* **What you will do**:
Find the lines in these entries that include the word "content" and state how many there are, with no other words.

· · · ·

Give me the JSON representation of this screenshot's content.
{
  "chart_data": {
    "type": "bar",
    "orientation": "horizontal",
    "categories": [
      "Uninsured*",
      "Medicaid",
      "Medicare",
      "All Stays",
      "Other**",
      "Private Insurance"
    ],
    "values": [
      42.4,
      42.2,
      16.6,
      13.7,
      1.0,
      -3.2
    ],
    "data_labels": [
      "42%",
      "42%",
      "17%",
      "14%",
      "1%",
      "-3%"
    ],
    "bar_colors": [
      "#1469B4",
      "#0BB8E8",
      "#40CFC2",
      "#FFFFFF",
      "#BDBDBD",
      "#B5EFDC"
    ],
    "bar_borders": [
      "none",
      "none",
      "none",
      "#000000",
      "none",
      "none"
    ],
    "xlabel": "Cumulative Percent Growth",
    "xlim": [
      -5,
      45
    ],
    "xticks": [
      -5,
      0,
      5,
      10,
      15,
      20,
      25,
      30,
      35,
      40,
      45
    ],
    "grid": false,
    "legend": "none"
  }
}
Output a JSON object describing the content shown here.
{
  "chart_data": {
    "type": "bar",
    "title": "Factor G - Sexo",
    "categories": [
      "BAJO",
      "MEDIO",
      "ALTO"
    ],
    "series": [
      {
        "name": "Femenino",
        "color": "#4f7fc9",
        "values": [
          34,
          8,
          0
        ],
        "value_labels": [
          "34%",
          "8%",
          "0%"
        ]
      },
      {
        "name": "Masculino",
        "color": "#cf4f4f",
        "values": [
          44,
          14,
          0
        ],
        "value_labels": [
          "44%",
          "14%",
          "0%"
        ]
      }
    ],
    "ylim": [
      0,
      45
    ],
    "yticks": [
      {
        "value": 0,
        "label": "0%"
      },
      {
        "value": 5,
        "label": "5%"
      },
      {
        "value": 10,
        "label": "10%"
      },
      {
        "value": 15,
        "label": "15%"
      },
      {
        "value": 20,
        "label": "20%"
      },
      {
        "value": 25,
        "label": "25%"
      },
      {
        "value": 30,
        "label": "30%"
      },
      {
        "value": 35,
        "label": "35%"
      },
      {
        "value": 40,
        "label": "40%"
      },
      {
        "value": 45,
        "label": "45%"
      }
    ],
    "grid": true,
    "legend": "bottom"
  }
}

· · · ·

* **Response below**:
2